===== Listed records

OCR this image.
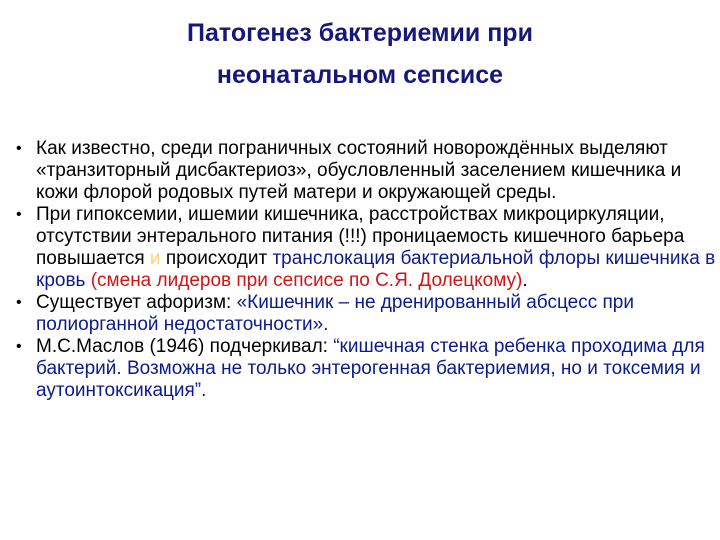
Патогенез бактериемии при
неонатальном сепсисе

• Как известно, среди пограничных состояний новорождённых выделяют «транзиторный дисбактериоз», обусловленный заселением кишечника и кожи флорой родовых путей матери и окружающей среды.

• При гипоксемии, ишемии кишечника, расстройствах микроциркуляции, отсутствии энтерального питания (!!!) проницаемость кишечного барьера повышается и происходит транслокация бактериальной флоры кишечника в кровь (смена лидеров при сепсисе по С.Я. Долецкому).

• Существует афоризм: «Кишечник – не дренированный абсцесс при полиорганной недостаточности».

• М.С.Маслов (1946) подчеркивал: “кишечная стенка ребенка проходима для бактерий. Возможна не только энтерогенная бактериемия, но и токсемия и аутоинтоксикация”.
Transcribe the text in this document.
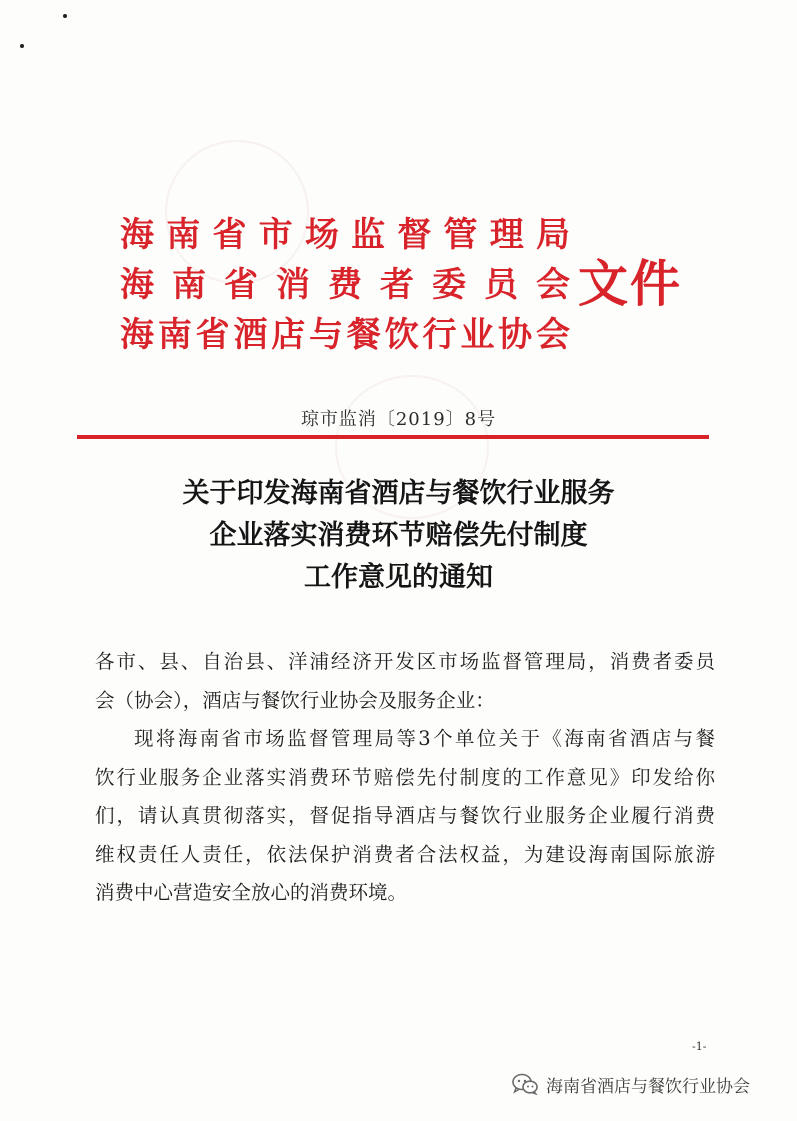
海南省市场监督管理局
海南省消费者委员会
海南省酒店与餐饮行业协会
文件
琼市监消〔2019〕8号
关于印发海南省酒店与餐饮行业服务
企业落实消费环节赔偿先付制度
工作意见的通知
各市、县、自治县、洋浦经济开发区市场监督管理局，消费者委员
会（协会），酒店与餐饮行业协会及服务企业：
现将海南省市场监督管理局等3个单位关于《海南省酒店与餐
饮行业服务企业落实消费环节赔偿先付制度的工作意见》印发给你
们，请认真贯彻落实，督促指导酒店与餐饮行业服务企业履行消费
维权责任人责任，依法保护消费者合法权益，为建设海南国际旅游
消费中心营造安全放心的消费环境。
-1-
海南省酒店与餐饮行业协会
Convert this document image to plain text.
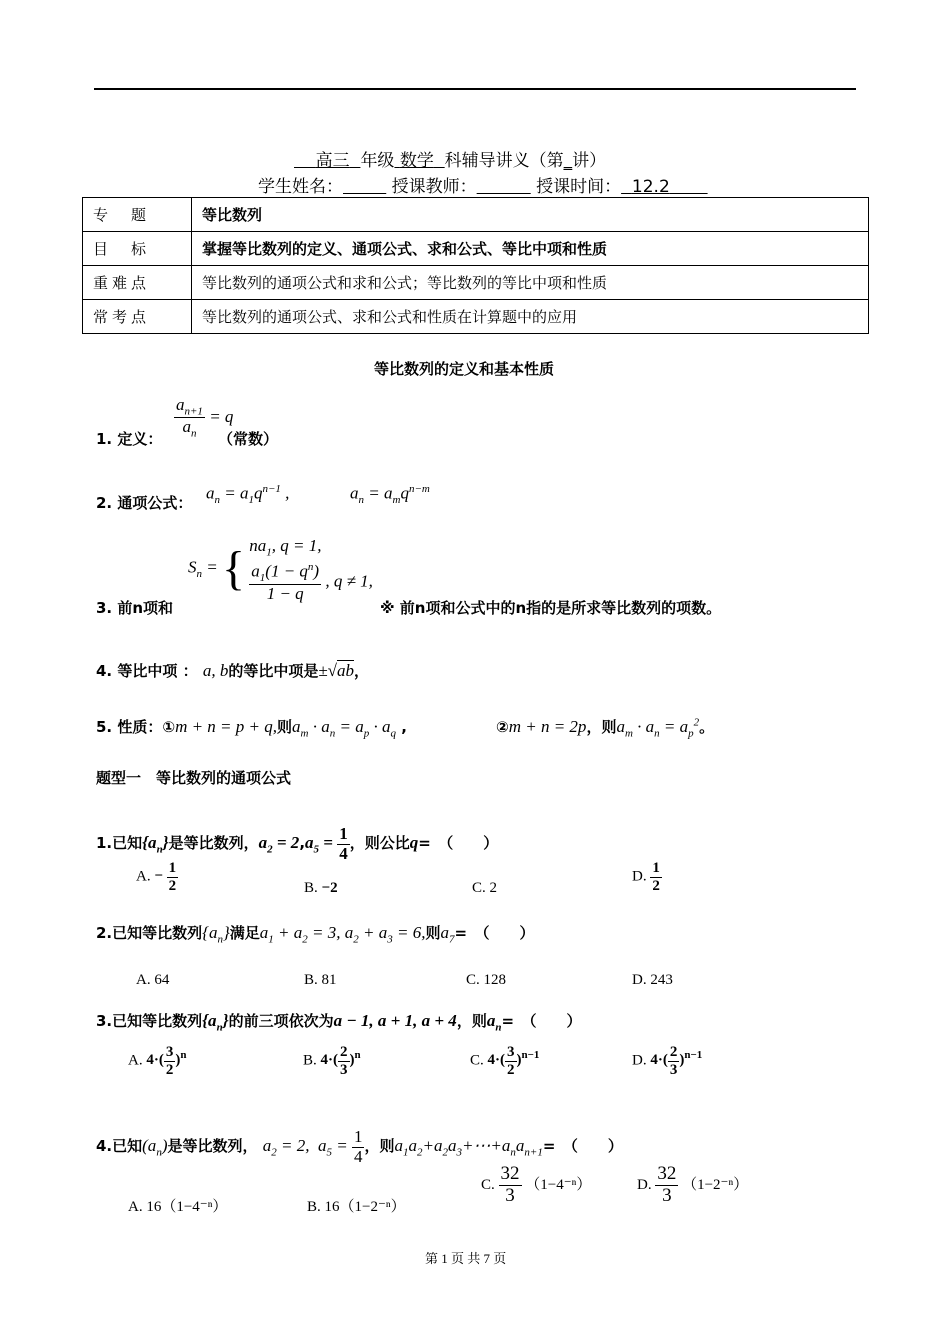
高三 年级 数学 科辅导讲义（第_讲）
学生姓名：	授课教师：	授课时间： 12.2
专　题	等比数列
目　标	掌握等比数列的定义、通项公式、求和公式、等比中项和性质
重难点	等比数列的通项公式和求和公式；等比数列的等比中项和性质
常考点	等比数列的通项公式、求和公式和性质在计算题中的应用
等比数列的定义和基本性质
$\frac{a_{n+1}}{a_n} = q$
1. 定义：	（常数）
2. 通项公式：
$a_n = a_1q^{n-1}$ ,	$a_n = a_mq^{n-m}$
$S_n$ = { $na_1$, q = 1,
$\frac{a_1(1 - q^n)}{1 - q}$ , q ≠ 1,
3. 前n项和	※ 前n项和公式中的n指的是所求等比数列的项数。
4. 等比中项 ： a, b的等比中项是±√ab，
5. 性质：①m + n = p + q,则$a_m \cdot a_n = a_p \cdot a_q$ ,	②m + n = 2p，则$a_m \cdot a_n = a_p^2$。
题型一　等比数列的通项公式
1.已知$\{a_n\}$是等比数列，$a_2 = 2,a_5 = \frac{1}{4}$ ，则公比q=　（　　）
A. − $\frac{1}{2}$	B. −2	C. 2
D. $\frac{1}{2}$
2.已知等比数列$\{a_n\}$满足$a_1 + a_2 = 3$, $a_2 + a_3 = 6$,则$a_7=$　（　　）
A. 64	B. 81	C. 128	D. 243
3.已知等比数列$\{a_n\}$的前三项依次为a − 1, a + 1, a + 4，则$a_n=$　（　　）
A. $4\cdot( \frac{3}{2} )^n$	B. $4\cdot( \frac{2}{3} )^n$	C. $4\cdot( \frac{3}{2} )^{n-1}$	D. $4\cdot( \frac{2}{3} )^{n-1}$
4.已知$(a_n)$是等比数列， $a_2 = 2$,  $a_5 = \frac{1}{4}$ ，则$a_1a_2+a_2a_3+\cdots+a_na_{n+1}=$　（　　）
A. 16（1−4⁻ⁿ）	B. 16（1−2⁻ⁿ）
C. $\frac{32}{3} (1-4^{-n})$	D. $\frac{32}{3} (1-2^{-n})$
第 1 页 共 7 页
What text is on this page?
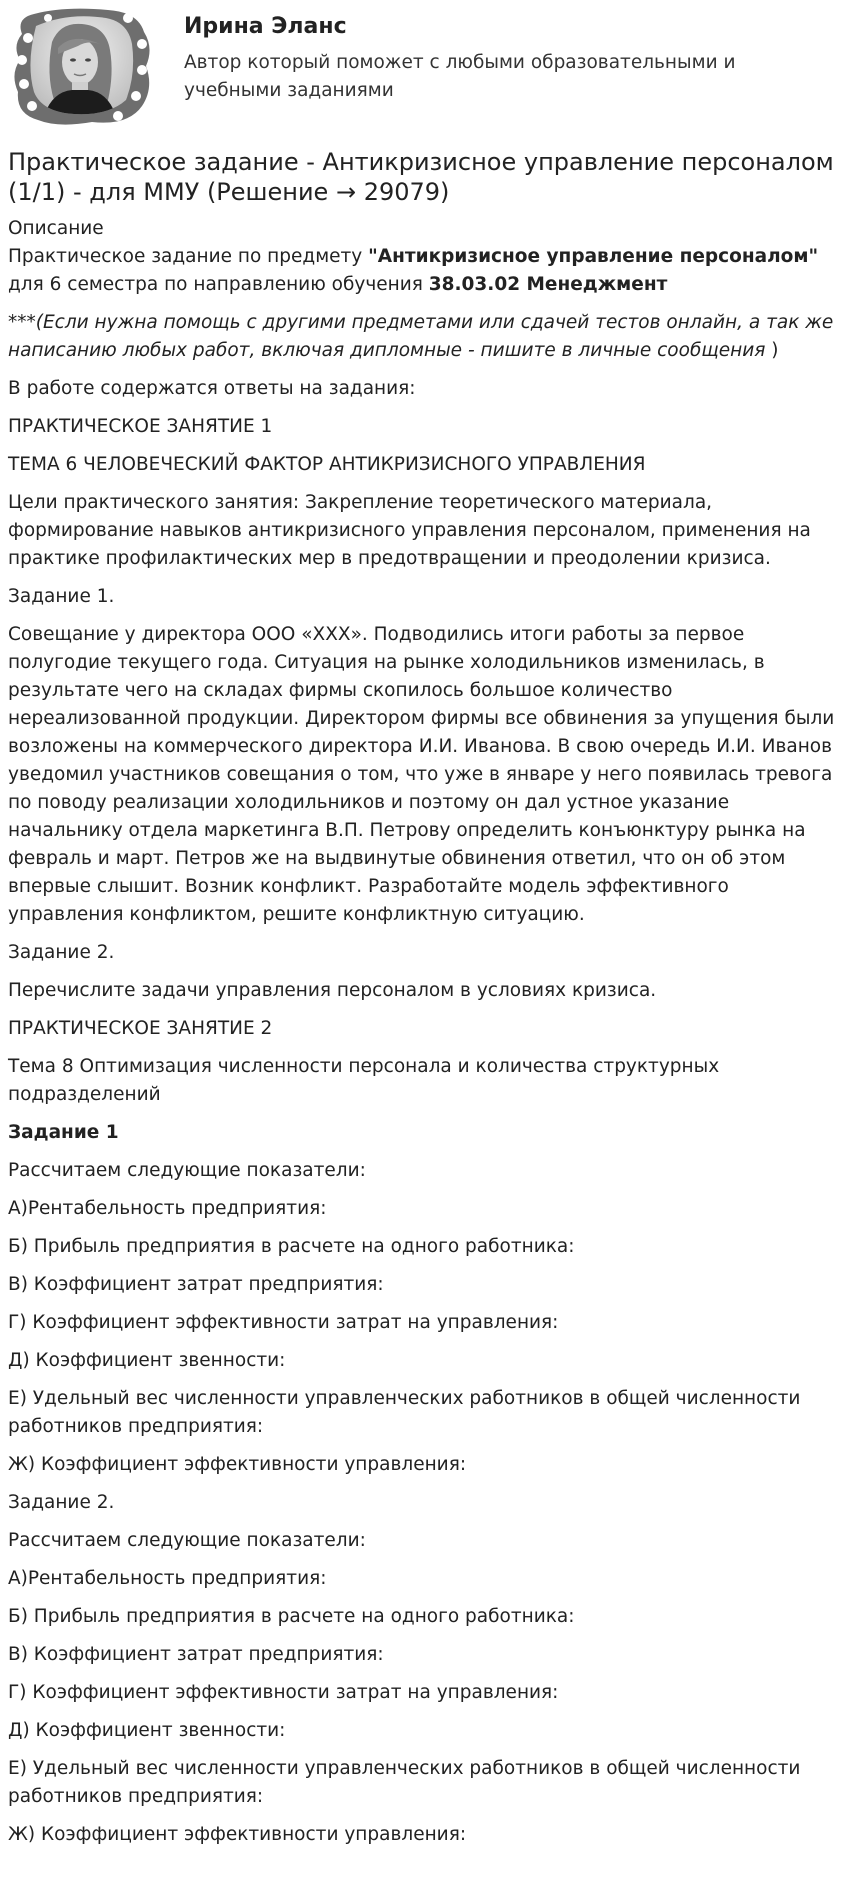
Ирина Эланс

Автор который поможет с любыми образовательными и учебными заданиями

Практическое задание - Антикризисное управление персоналом (1/1) - для ММУ (Решение → 29079)
Описание

Практическое задание по предмету "Антикризисное управление персоналом" для 6 семестра по направлению обучения 38.03.02 Менеджмент

***(Если нужна помощь с другими предметами или сдачей тестов онлайн, а так же написанию любых работ, включая дипломные - пишите в личные сообщения )

В работе содержатся ответы на задания:

ПРАКТИЧЕСКОЕ ЗАНЯТИЕ 1

ТЕМА 6 ЧЕЛОВЕЧЕСКИЙ ФАКТОР АНТИКРИЗИСНОГО УПРАВЛЕНИЯ

Цели практического занятия: Закрепление теоретического материала, формирование навыков антикризисного управления персоналом, применения на практике профилактических мер в предотвращении и преодолении кризиса.

Задание 1.

Совещание у директора ООО «ХХХ». Подводились итоги работы за первое полугодие текущего года. Ситуация на рынке холодильников изменилась, в результате чего на складах фирмы скопилось большое количество нереализованной продукции. Директором фирмы все обвинения за упущения были возложены на коммерческого директора И.И. Иванова. В свою очередь И.И. Иванов уведомил участников совещания о том, что уже в январе у него появилась тревога по поводу реализации холодильников и поэтому он дал устное указание начальнику отдела маркетинга В.П. Петрову определить конъюнктуру рынка на февраль и март. Петров же на выдвинутые обвинения ответил, что он об этом впервые слышит. Возник конфликт. Разработайте модель эффективного управления конфликтом, решите конфликтную ситуацию.

Задание 2.

Перечислите задачи управления персоналом в условиях кризиса.

ПРАКТИЧЕСКОЕ ЗАНЯТИЕ 2

Тема 8 Оптимизация численности персонала и количества структурных подразделений

Задание 1

Рассчитаем следующие показатели:

А)Рентабельность предприятия:

Б) Прибыль предприятия в расчете на одного работника:

В) Коэффициент затрат предприятия:

Г) Коэффициент эффективности затрат на управления:

Д) Коэффициент звенности:

Е) Удельный вес численности управленческих работников в общей численности работников предприятия:

Ж) Коэффициент эффективности управления:

Задание 2.

Рассчитаем следующие показатели:

А)Рентабельность предприятия:

Б) Прибыль предприятия в расчете на одного работника:

В) Коэффициент затрат предприятия:

Г) Коэффициент эффективности затрат на управления:

Д) Коэффициент звенности:

Е) Удельный вес численности управленческих работников в общей численности работников предприятия:

Ж) Коэффициент эффективности управления:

==========

### Task details:
Using the data above, print every line exactly, omitting pictures.

### Right answer:
OCR this image.
Патогенез бактериемии при
неонатальном сепсисе

• Как известно, среди пограничных состояний новорождённых выделяют «транзиторный дисбактериоз», обусловленный заселением кишечника и кожи флорой родовых путей матери и окружающей среды.

• При гипоксемии, ишемии кишечника, расстройствах микроциркуляции, отсутствии энтерального питания (!!!) проницаемость кишечного барьера повышается и происходит транслокация бактериальной флоры кишечника в кровь (смена лидеров при сепсисе по С.Я. Долецкому).

• Существует афоризм: «Кишечник – не дренированный абсцесс при полиорганной недостаточности».

• М.С.Маслов (1946) подчеркивал: “кишечная стенка ребенка проходима для бактерий. Возможна не только энтерогенная бактериемия, но и токсемия и аутоинтоксикация”.
Transcribe the text in this document.
海南省市场监督管理局
海南省消费者委员会
海南省酒店与餐饮行业协会
文件
琼市监消〔2019〕8号
关于印发海南省酒店与餐饮行业服务
企业落实消费环节赔偿先付制度
工作意见的通知
各市、县、自治县、洋浦经济开发区市场监督管理局，消费者委员
会（协会），酒店与餐饮行业协会及服务企业：
现将海南省市场监督管理局等3个单位关于《海南省酒店与餐
饮行业服务企业落实消费环节赔偿先付制度的工作意见》印发给你
们，请认真贯彻落实，督促指导酒店与餐饮行业服务企业履行消费
维权责任人责任，依法保护消费者合法权益，为建设海南国际旅游
消费中心营造安全放心的消费环境。
-1-
海南省酒店与餐饮行业协会
Convert this document image to plain text.
高三 年级 数学 科辅导讲义（第_讲）
学生姓名：	授课教师：	授课时间： 12.2
专　题	等比数列
目　标	掌握等比数列的定义、通项公式、求和公式、等比中项和性质
重难点	等比数列的通项公式和求和公式；等比数列的等比中项和性质
常考点	等比数列的通项公式、求和公式和性质在计算题中的应用
等比数列的定义和基本性质
$\frac{a_{n+1}}{a_n} = q$
1. 定义：	（常数）
2. 通项公式：
$a_n = a_1q^{n-1}$ ,	$a_n = a_mq^{n-m}$
$S_n$ = { $na_1$, q = 1,
$\frac{a_1(1 - q^n)}{1 - q}$ , q ≠ 1,
3. 前n项和	※ 前n项和公式中的n指的是所求等比数列的项数。
4. 等比中项 ： a, b的等比中项是±√ab，
5. 性质：①m + n = p + q,则$a_m \cdot a_n = a_p \cdot a_q$ ,	②m + n = 2p，则$a_m \cdot a_n = a_p^2$。
题型一　等比数列的通项公式
1.已知$\{a_n\}$是等比数列，$a_2 = 2,a_5 = \frac{1}{4}$ ，则公比q=　（　　）
A. − $\frac{1}{2}$	B. −2	C. 2
D. $\frac{1}{2}$
2.已知等比数列$\{a_n\}$满足$a_1 + a_2 = 3$, $a_2 + a_3 = 6$,则$a_7=$　（　　）
A. 64	B. 81	C. 128	D. 243
3.已知等比数列$\{a_n\}$的前三项依次为a − 1, a + 1, a + 4，则$a_n=$　（　　）
A. $4\cdot( \frac{3}{2} )^n$	B. $4\cdot( \frac{2}{3} )^n$	C. $4\cdot( \frac{3}{2} )^{n-1}$	D. $4\cdot( \frac{2}{3} )^{n-1}$
4.已知$(a_n)$是等比数列， $a_2 = 2$,  $a_5 = \frac{1}{4}$ ，则$a_1a_2+a_2a_3+\cdots+a_na_{n+1}=$　（　　）
A. 16（1−4⁻ⁿ）	B. 16（1−2⁻ⁿ）
C. $\frac{32}{3} (1-4^{-n})$	D. $\frac{32}{3} (1-2^{-n})$
第 1 页 共 7 页
What text is on this page?
Ирина Эланс

Автор который поможет с любыми образовательными и учебными заданиями

Практическое задание - Антикризисное управление персоналом (1/1) - для ММУ (Решение → 29079)
Описание

Практическое задание по предмету "Антикризисное управление персоналом" для 6 семестра по направлению обучения 38.03.02 Менеджмент

***(Если нужна помощь с другими предметами или сдачей тестов онлайн, а так же написанию любых работ, включая дипломные - пишите в личные сообщения )

В работе содержатся ответы на задания:

ПРАКТИЧЕСКОЕ ЗАНЯТИЕ 1

ТЕМА 6 ЧЕЛОВЕЧЕСКИЙ ФАКТОР АНТИКРИЗИСНОГО УПРАВЛЕНИЯ

Цели практического занятия: Закрепление теоретического материала, формирование навыков антикризисного управления персоналом, применения на практике профилактических мер в предотвращении и преодолении кризиса.

Задание 1.

Совещание у директора ООО «ХХХ». Подводились итоги работы за первое полугодие текущего года. Ситуация на рынке холодильников изменилась, в результате чего на складах фирмы скопилось большое количество нереализованной продукции. Директором фирмы все обвинения за упущения были возложены на коммерческого директора И.И. Иванова. В свою очередь И.И. Иванов уведомил участников совещания о том, что уже в январе у него появилась тревога по поводу реализации холодильников и поэтому он дал устное указание начальнику отдела маркетинга В.П. Петрову определить конъюнктуру рынка на февраль и март. Петров же на выдвинутые обвинения ответил, что он об этом впервые слышит. Возник конфликт. Разработайте модель эффективного управления конфликтом, решите конфликтную ситуацию.

Задание 2.

Перечислите задачи управления персоналом в условиях кризиса.

ПРАКТИЧЕСКОЕ ЗАНЯТИЕ 2

Тема 8 Оптимизация численности персонала и количества структурных подразделений

Задание 1

Рассчитаем следующие показатели:

А)Рентабельность предприятия:

Б) Прибыль предприятия в расчете на одного работника:

В) Коэффициент затрат предприятия:

Г) Коэффициент эффективности затрат на управления:

Д) Коэффициент звенности:

Е) Удельный вес численности управленческих работников в общей численности работников предприятия:

Ж) Коэффициент эффективности управления:

Задание 2.

Рассчитаем следующие показатели:

А)Рентабельность предприятия:

Б) Прибыль предприятия в расчете на одного работника:

В) Коэффициент затрат предприятия:

Г) Коэффициент эффективности затрат на управления:

Д) Коэффициент звенности:

Е) Удельный вес численности управленческих работников в общей численности работников предприятия:

Ж) Коэффициент эффективности управления:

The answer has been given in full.